◆ WORK TO COMPLETE ◆
Look through the material below. Copy each line that contains the string "allein".

◆ MATERIAL FOR THIS TASK ◆
━━━━━━━━

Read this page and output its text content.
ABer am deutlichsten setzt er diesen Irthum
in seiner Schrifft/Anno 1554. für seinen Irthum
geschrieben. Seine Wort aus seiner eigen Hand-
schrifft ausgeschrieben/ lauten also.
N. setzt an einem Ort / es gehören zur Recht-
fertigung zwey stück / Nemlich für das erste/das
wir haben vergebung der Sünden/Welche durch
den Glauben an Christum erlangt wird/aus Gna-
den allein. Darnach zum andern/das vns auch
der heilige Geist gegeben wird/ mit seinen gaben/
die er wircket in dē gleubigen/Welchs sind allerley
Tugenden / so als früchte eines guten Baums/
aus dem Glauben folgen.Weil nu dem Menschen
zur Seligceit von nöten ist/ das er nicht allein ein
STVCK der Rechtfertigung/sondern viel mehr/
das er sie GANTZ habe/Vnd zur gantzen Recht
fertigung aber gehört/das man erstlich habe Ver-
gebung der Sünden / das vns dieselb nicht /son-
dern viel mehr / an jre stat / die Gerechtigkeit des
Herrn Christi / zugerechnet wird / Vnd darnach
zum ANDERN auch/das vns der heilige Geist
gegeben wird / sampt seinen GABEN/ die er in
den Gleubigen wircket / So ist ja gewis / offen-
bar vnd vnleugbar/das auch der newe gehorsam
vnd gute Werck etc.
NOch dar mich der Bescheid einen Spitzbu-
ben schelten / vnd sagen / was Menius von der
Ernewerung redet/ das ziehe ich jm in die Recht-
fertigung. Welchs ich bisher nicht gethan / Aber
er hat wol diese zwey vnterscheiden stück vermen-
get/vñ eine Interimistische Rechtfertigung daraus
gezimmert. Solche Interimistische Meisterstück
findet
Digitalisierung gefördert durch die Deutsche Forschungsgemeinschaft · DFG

━━━━━━━━

◆ EXPECTED ANSWER ◆
den allein. Darnach zum andern/das vns auch
zur Seligceit von nöten ist/ das er nicht allein ein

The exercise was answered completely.